*GOAL OF THE EXERCISE*
Copy each line in which the string "icon" occurs.
══ WORKING DATA
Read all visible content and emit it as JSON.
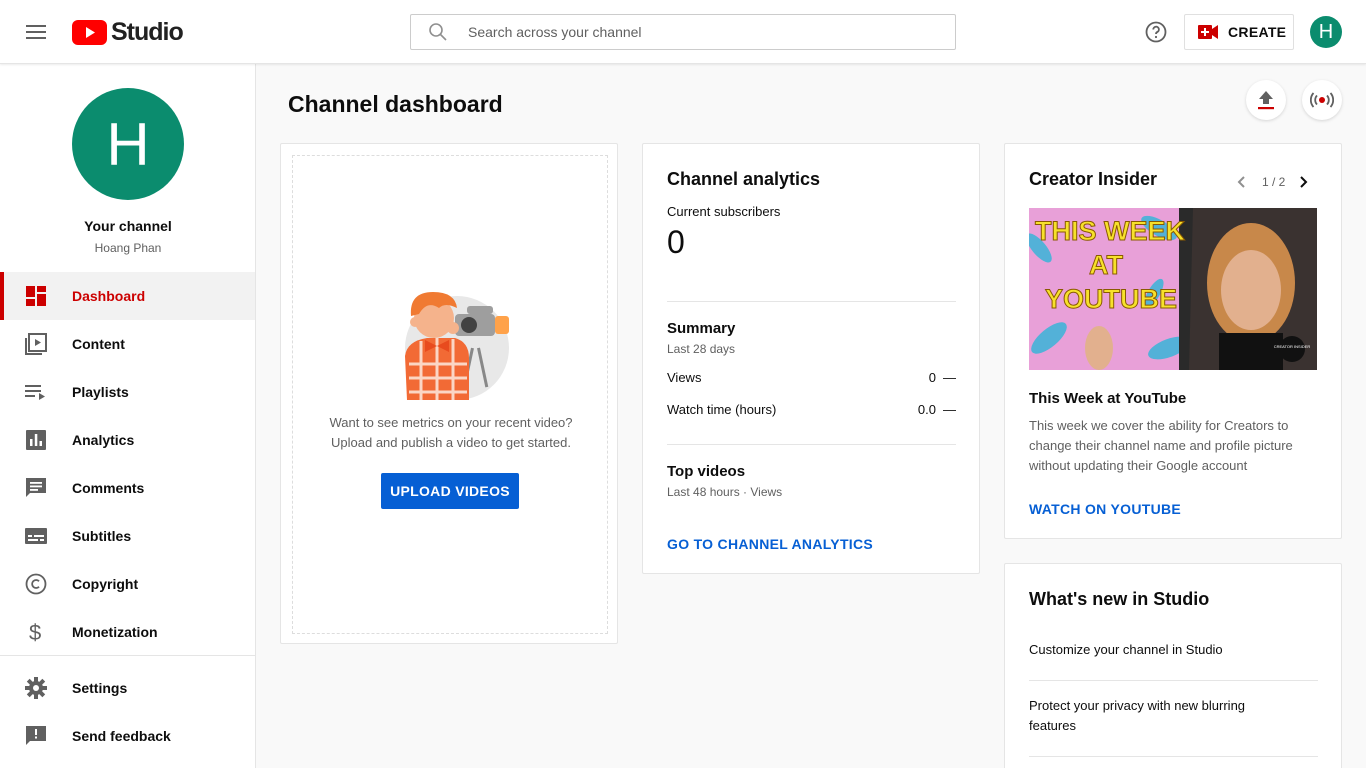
{
  "header": {
    "logo_text": "Studio",
    "search_placeholder": "Search across your channel",
    "create_label": "CREATE",
    "avatar_letter": "H",
    "brand_color": "#ff0000",
    "avatar_color": "#0b8c6e"
  },
  "sidebar": {
    "avatar_letter": "H",
    "your_channel": "Your channel",
    "channel_name": "Hoang Phan",
    "items": [
      {
        "label": "Dashboard",
        "icon": "dashboard-icon",
        "active": true
      },
      {
        "label": "Content",
        "icon": "content-icon"
      },
      {
        "label": "Playlists",
        "icon": "playlists-icon"
      },
      {
        "label": "Analytics",
        "icon": "analytics-icon"
      },
      {
        "label": "Comments",
        "icon": "comments-icon"
      },
      {
        "label": "Subtitles",
        "icon": "subtitles-icon"
      },
      {
        "label": "Copyright",
        "icon": "copyright-icon"
      },
      {
        "label": "Monetization",
        "icon": "monetization-icon"
      }
    ],
    "bottom_items": [
      {
        "label": "Settings",
        "icon": "gear-icon"
      },
      {
        "label": "Send feedback",
        "icon": "feedback-icon"
      }
    ],
    "active_color": "#cc0000"
  },
  "main": {
    "title": "Channel dashboard"
  },
  "upload_card": {
    "text_line1": "Want to see metrics on your recent video?",
    "text_line2": "Upload and publish a video to get started.",
    "button_label": "UPLOAD VIDEOS",
    "button_color": "#065fd4"
  },
  "analytics_card": {
    "title": "Channel analytics",
    "subscribers_label": "Current subscribers",
    "subscribers_value": "0",
    "summary_title": "Summary",
    "summary_period": "Last 28 days",
    "rows": [
      {
        "label": "Views",
        "value": "0",
        "delta": "—"
      },
      {
        "label": "Watch time (hours)",
        "value": "0.0",
        "delta": "—"
      }
    ],
    "top_videos_title": "Top videos",
    "top_videos_period": "Last 48 hours · Views",
    "link": "GO TO CHANNEL ANALYTICS"
  },
  "insider_card": {
    "title": "Creator Insider",
    "pager": "1 / 2",
    "thumb_text": [
      "THIS WEEK",
      "AT",
      "YOUTUBE"
    ],
    "thumb_badge": "CREATOR INSIDER",
    "video_title": "This Week at YouTube",
    "description": "This week we cover the ability for Creators to change their channel name and profile picture without updating their Google account",
    "link": "WATCH ON YOUTUBE"
  },
  "whats_new_card": {
    "title": "What's new in Studio",
    "items": [
      "Customize your channel in Studio",
      "Protect your privacy with new blurring features"
    ]
  }
}
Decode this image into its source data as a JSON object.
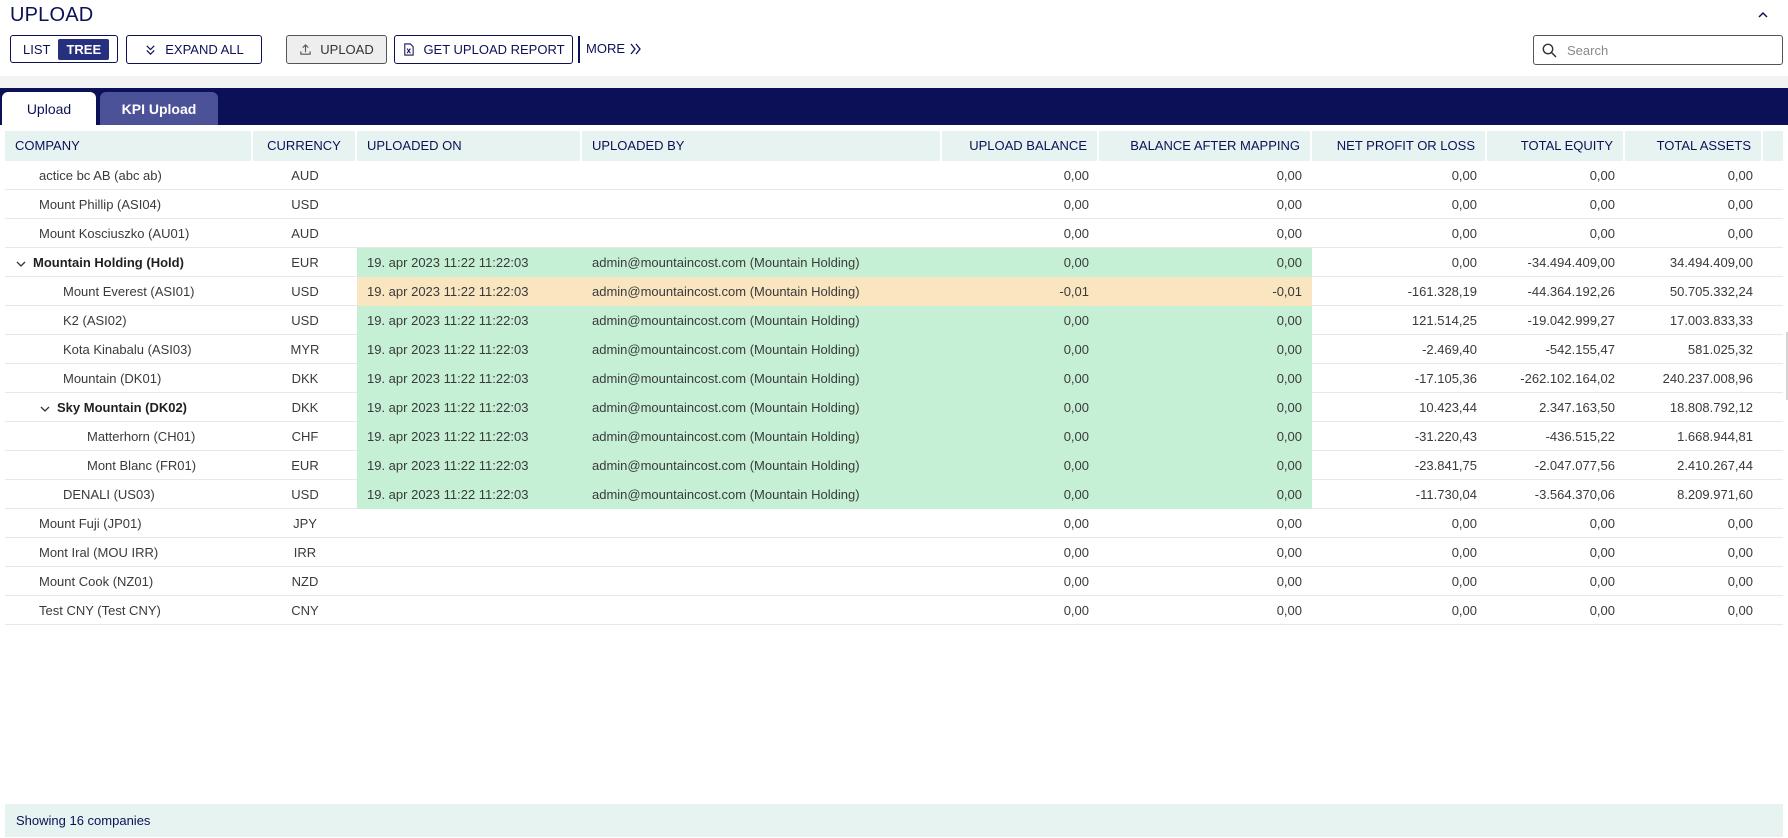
{
  "page": {
    "title": "UPLOAD"
  },
  "toolbar": {
    "list_label": "LIST",
    "tree_label": "TREE",
    "expand_all_label": "EXPAND ALL",
    "upload_label": "UPLOAD",
    "report_label": "GET UPLOAD REPORT",
    "more_label": "MORE",
    "search_placeholder": "Search"
  },
  "tabs": [
    {
      "label": "Upload",
      "active": true
    },
    {
      "label": "KPI Upload",
      "active": false
    }
  ],
  "columns": [
    "COMPANY",
    "CURRENCY",
    "UPLOADED ON",
    "UPLOADED BY",
    "UPLOAD BALANCE",
    "BALANCE AFTER MAPPING",
    "NET PROFIT OR LOSS",
    "TOTAL EQUITY",
    "TOTAL ASSETS"
  ],
  "rows": [
    {
      "company": "actice bc AB (abc ab)",
      "currency": "AUD",
      "uploaded_on": "",
      "uploaded_by": "",
      "upload_balance": "0,00",
      "balance_after_mapping": "0,00",
      "net_profit": "0,00",
      "total_equity": "0,00",
      "total_assets": "0,00",
      "level": 1,
      "expandable": false,
      "bold": false,
      "status": "none"
    },
    {
      "company": "Mount Phillip (ASI04)",
      "currency": "USD",
      "uploaded_on": "",
      "uploaded_by": "",
      "upload_balance": "0,00",
      "balance_after_mapping": "0,00",
      "net_profit": "0,00",
      "total_equity": "0,00",
      "total_assets": "0,00",
      "level": 1,
      "expandable": false,
      "bold": false,
      "status": "none"
    },
    {
      "company": "Mount Kosciuszko (AU01)",
      "currency": "AUD",
      "uploaded_on": "",
      "uploaded_by": "",
      "upload_balance": "0,00",
      "balance_after_mapping": "0,00",
      "net_profit": "0,00",
      "total_equity": "0,00",
      "total_assets": "0,00",
      "level": 1,
      "expandable": false,
      "bold": false,
      "status": "none"
    },
    {
      "company": "Mountain Holding (Hold)",
      "currency": "EUR",
      "uploaded_on": "19. apr 2023 11:22 11:22:03",
      "uploaded_by": "admin@mountaincost.com (Mountain Holding)",
      "upload_balance": "0,00",
      "balance_after_mapping": "0,00",
      "net_profit": "0,00",
      "total_equity": "-34.494.409,00",
      "total_assets": "34.494.409,00",
      "level": 1,
      "expandable": true,
      "bold": true,
      "status": "ok"
    },
    {
      "company": "Mount Everest (ASI01)",
      "currency": "USD",
      "uploaded_on": "19. apr 2023 11:22 11:22:03",
      "uploaded_by": "admin@mountaincost.com (Mountain Holding)",
      "upload_balance": "-0,01",
      "balance_after_mapping": "-0,01",
      "net_profit": "-161.328,19",
      "total_equity": "-44.364.192,26",
      "total_assets": "50.705.332,24",
      "level": 2,
      "expandable": false,
      "bold": false,
      "status": "warn"
    },
    {
      "company": "K2 (ASI02)",
      "currency": "USD",
      "uploaded_on": "19. apr 2023 11:22 11:22:03",
      "uploaded_by": "admin@mountaincost.com (Mountain Holding)",
      "upload_balance": "0,00",
      "balance_after_mapping": "0,00",
      "net_profit": "121.514,25",
      "total_equity": "-19.042.999,27",
      "total_assets": "17.003.833,33",
      "level": 2,
      "expandable": false,
      "bold": false,
      "status": "ok"
    },
    {
      "company": "Kota Kinabalu (ASI03)",
      "currency": "MYR",
      "uploaded_on": "19. apr 2023 11:22 11:22:03",
      "uploaded_by": "admin@mountaincost.com (Mountain Holding)",
      "upload_balance": "0,00",
      "balance_after_mapping": "0,00",
      "net_profit": "-2.469,40",
      "total_equity": "-542.155,47",
      "total_assets": "581.025,32",
      "level": 2,
      "expandable": false,
      "bold": false,
      "status": "ok"
    },
    {
      "company": "Mountain (DK01)",
      "currency": "DKK",
      "uploaded_on": "19. apr 2023 11:22 11:22:03",
      "uploaded_by": "admin@mountaincost.com (Mountain Holding)",
      "upload_balance": "0,00",
      "balance_after_mapping": "0,00",
      "net_profit": "-17.105,36",
      "total_equity": "-262.102.164,02",
      "total_assets": "240.237.008,96",
      "level": 2,
      "expandable": false,
      "bold": false,
      "status": "ok"
    },
    {
      "company": "Sky Mountain (DK02)",
      "currency": "DKK",
      "uploaded_on": "19. apr 2023 11:22 11:22:03",
      "uploaded_by": "admin@mountaincost.com (Mountain Holding)",
      "upload_balance": "0,00",
      "balance_after_mapping": "0,00",
      "net_profit": "10.423,44",
      "total_equity": "2.347.163,50",
      "total_assets": "18.808.792,12",
      "level": 2,
      "expandable": true,
      "bold": true,
      "status": "ok"
    },
    {
      "company": "Matterhorn (CH01)",
      "currency": "CHF",
      "uploaded_on": "19. apr 2023 11:22 11:22:03",
      "uploaded_by": "admin@mountaincost.com (Mountain Holding)",
      "upload_balance": "0,00",
      "balance_after_mapping": "0,00",
      "net_profit": "-31.220,43",
      "total_equity": "-436.515,22",
      "total_assets": "1.668.944,81",
      "level": 3,
      "expandable": false,
      "bold": false,
      "status": "ok"
    },
    {
      "company": "Mont Blanc (FR01)",
      "currency": "EUR",
      "uploaded_on": "19. apr 2023 11:22 11:22:03",
      "uploaded_by": "admin@mountaincost.com (Mountain Holding)",
      "upload_balance": "0,00",
      "balance_after_mapping": "0,00",
      "net_profit": "-23.841,75",
      "total_equity": "-2.047.077,56",
      "total_assets": "2.410.267,44",
      "level": 3,
      "expandable": false,
      "bold": false,
      "status": "ok"
    },
    {
      "company": "DENALI (US03)",
      "currency": "USD",
      "uploaded_on": "19. apr 2023 11:22 11:22:03",
      "uploaded_by": "admin@mountaincost.com (Mountain Holding)",
      "upload_balance": "0,00",
      "balance_after_mapping": "0,00",
      "net_profit": "-11.730,04",
      "total_equity": "-3.564.370,06",
      "total_assets": "8.209.971,60",
      "level": 2,
      "expandable": false,
      "bold": false,
      "status": "ok"
    },
    {
      "company": "Mount Fuji (JP01)",
      "currency": "JPY",
      "uploaded_on": "",
      "uploaded_by": "",
      "upload_balance": "0,00",
      "balance_after_mapping": "0,00",
      "net_profit": "0,00",
      "total_equity": "0,00",
      "total_assets": "0,00",
      "level": 1,
      "expandable": false,
      "bold": false,
      "status": "none"
    },
    {
      "company": "Mont Iral (MOU IRR)",
      "currency": "IRR",
      "uploaded_on": "",
      "uploaded_by": "",
      "upload_balance": "0,00",
      "balance_after_mapping": "0,00",
      "net_profit": "0,00",
      "total_equity": "0,00",
      "total_assets": "0,00",
      "level": 1,
      "expandable": false,
      "bold": false,
      "status": "none"
    },
    {
      "company": "Mount Cook (NZ01)",
      "currency": "NZD",
      "uploaded_on": "",
      "uploaded_by": "",
      "upload_balance": "0,00",
      "balance_after_mapping": "0,00",
      "net_profit": "0,00",
      "total_equity": "0,00",
      "total_assets": "0,00",
      "level": 1,
      "expandable": false,
      "bold": false,
      "status": "none"
    },
    {
      "company": "Test CNY (Test CNY)",
      "currency": "CNY",
      "uploaded_on": "",
      "uploaded_by": "",
      "upload_balance": "0,00",
      "balance_after_mapping": "0,00",
      "net_profit": "0,00",
      "total_equity": "0,00",
      "total_assets": "0,00",
      "level": 1,
      "expandable": false,
      "bold": false,
      "status": "none"
    }
  ],
  "footer": {
    "text": "Showing 16 companies"
  },
  "colors": {
    "navy": "#0c1157",
    "ok": "#c6f0d6",
    "warn": "#f9e5c0",
    "header_bg": "#e6f3f1"
  }
}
════
*EXERCISE OUTPUT*
        "icon": "dashboard-icon",
        "icon": "content-icon"
        "icon": "playlists-icon"
        "icon": "analytics-icon"
        "icon": "comments-icon"
        "icon": "subtitles-icon"
        "icon": "copyright-icon"
        "icon": "monetization-icon"
        "icon": "gear-icon"
        "icon": "feedback-icon"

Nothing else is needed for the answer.